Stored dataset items

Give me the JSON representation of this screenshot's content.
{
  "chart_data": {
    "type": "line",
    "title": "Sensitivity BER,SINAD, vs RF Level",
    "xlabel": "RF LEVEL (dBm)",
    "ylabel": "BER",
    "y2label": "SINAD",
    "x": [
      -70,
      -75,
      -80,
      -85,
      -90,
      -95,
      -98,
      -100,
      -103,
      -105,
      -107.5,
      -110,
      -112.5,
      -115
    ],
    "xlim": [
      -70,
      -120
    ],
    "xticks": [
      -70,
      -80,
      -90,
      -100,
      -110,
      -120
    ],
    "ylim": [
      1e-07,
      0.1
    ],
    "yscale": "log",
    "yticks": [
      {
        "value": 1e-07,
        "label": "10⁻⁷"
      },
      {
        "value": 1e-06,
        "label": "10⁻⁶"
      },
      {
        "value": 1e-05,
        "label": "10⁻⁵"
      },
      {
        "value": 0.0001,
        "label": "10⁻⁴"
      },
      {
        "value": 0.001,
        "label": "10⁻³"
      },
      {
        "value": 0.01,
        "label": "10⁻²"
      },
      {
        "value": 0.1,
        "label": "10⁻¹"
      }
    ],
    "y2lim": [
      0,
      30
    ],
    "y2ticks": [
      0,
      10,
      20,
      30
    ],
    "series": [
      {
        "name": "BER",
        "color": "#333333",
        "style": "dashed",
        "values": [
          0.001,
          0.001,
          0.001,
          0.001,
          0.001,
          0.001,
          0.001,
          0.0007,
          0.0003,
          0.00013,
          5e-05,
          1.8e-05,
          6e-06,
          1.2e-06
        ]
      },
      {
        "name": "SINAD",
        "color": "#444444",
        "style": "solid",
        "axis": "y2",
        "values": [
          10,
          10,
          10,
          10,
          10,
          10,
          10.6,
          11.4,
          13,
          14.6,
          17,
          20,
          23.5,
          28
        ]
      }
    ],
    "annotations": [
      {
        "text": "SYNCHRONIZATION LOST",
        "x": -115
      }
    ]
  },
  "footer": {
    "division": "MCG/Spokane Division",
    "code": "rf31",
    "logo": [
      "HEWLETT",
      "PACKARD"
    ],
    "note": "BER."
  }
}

** What the task requires **
Copy all data exactly, start to finish.

** Exercise response **
Give me the JSON representation of this screenshot's content.
{
  "chart_data": {
    "type": "line",
    "title": "Sensitivity BER,SINAD, vs RF Level",
    "xlabel": "RF LEVEL (dBm)",
    "ylabel": "BER",
    "y2label": "SINAD",
    "x": [
      -70,
      -75,
      -80,
      -85,
      -90,
      -95,
      -98,
      -100,
      -103,
      -105,
      -107.5,
      -110,
      -112.5,
      -115
    ],
    "xlim": [
      -70,
      -120
    ],
    "xticks": [
      -70,
      -80,
      -90,
      -100,
      -110,
      -120
    ],
    "ylim": [
      1e-07,
      0.1
    ],
    "yscale": "log",
    "yticks": [
      {
        "value": 1e-07,
        "label": "10⁻⁷"
      },
      {
        "value": 1e-06,
        "label": "10⁻⁶"
      },
      {
        "value": 1e-05,
        "label": "10⁻⁵"
      },
      {
        "value": 0.0001,
        "label": "10⁻⁴"
      },
      {
        "value": 0.001,
        "label": "10⁻³"
      },
      {
        "value": 0.01,
        "label": "10⁻²"
      },
      {
        "value": 0.1,
        "label": "10⁻¹"
      }
    ],
    "y2lim": [
      0,
      30
    ],
    "y2ticks": [
      0,
      10,
      20,
      30
    ],
    "series": [
      {
        "name": "BER",
        "color": "#333333",
        "style": "dashed",
        "values": [
          0.001,
          0.001,
          0.001,
          0.001,
          0.001,
          0.001,
          0.001,
          0.0007,
          0.0003,
          0.00013,
          5e-05,
          1.8e-05,
          6e-06,
          1.2e-06
        ]
      },
      {
        "name": "SINAD",
        "color": "#444444",
        "style": "solid",
        "axis": "y2",
        "values": [
          10,
          10,
          10,
          10,
          10,
          10,
          10.6,
          11.4,
          13,
          14.6,
          17,
          20,
          23.5,
          28
        ]
      }
    ],
    "annotations": [
      {
        "text": "SYNCHRONIZATION LOST",
        "x": -115
      }
    ]
  },
  "footer": {
    "division": "MCG/Spokane Division",
    "code": "rf31",
    "logo": [
      "HEWLETT",
      "PACKARD"
    ],
    "note": "BER."
  }
}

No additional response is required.